> **AIM OF THE TASK**
Pick out every line below that contains the string "cursor", treating uppercase and lowercase as different, and copy each such line in full.

- - - - -

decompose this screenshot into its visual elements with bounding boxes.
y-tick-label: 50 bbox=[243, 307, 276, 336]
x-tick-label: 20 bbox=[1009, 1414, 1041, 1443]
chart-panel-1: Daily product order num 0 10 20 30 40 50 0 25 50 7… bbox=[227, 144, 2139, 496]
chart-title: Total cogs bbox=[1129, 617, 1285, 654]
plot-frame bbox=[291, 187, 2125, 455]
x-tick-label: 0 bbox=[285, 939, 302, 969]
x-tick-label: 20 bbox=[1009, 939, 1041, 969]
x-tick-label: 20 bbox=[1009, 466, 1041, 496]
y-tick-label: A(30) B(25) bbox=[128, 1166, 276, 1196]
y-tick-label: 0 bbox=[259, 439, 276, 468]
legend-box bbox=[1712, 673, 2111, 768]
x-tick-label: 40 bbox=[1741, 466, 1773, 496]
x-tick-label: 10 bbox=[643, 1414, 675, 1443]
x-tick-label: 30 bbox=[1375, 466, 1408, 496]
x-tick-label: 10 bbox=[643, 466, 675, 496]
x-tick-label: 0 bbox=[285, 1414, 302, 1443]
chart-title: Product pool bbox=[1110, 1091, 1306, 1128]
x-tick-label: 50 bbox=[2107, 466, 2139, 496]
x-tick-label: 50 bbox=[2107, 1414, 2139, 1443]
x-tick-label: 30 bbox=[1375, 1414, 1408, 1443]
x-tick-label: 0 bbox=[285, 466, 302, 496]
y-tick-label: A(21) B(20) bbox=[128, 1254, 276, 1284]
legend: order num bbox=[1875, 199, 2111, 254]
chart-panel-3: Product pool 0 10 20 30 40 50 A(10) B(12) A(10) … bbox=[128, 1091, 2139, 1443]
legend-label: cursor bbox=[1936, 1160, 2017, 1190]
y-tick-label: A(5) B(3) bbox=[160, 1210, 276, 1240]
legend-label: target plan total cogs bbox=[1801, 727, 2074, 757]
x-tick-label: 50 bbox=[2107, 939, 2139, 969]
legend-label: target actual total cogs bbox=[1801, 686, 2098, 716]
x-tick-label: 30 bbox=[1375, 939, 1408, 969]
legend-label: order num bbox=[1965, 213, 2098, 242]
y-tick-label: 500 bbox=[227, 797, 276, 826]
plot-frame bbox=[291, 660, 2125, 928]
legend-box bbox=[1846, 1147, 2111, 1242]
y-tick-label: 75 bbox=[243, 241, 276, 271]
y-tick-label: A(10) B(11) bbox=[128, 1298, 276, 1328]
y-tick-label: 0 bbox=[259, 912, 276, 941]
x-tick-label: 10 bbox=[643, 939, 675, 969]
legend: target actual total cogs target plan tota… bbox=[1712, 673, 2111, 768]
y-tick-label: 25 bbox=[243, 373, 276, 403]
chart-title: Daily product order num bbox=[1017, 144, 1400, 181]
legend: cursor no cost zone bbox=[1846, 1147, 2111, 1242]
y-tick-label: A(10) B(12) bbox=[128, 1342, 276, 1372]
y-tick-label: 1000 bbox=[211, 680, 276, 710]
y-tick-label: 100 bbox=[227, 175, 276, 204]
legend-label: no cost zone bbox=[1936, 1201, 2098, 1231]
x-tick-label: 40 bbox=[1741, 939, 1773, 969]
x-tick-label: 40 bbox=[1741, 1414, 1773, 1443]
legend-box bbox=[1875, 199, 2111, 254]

- - - - -

> **FULL ANSWER**
legend-label: cursor bbox=[1936, 1160, 2017, 1190]
legend: cursor no cost zone bbox=[1846, 1147, 2111, 1242]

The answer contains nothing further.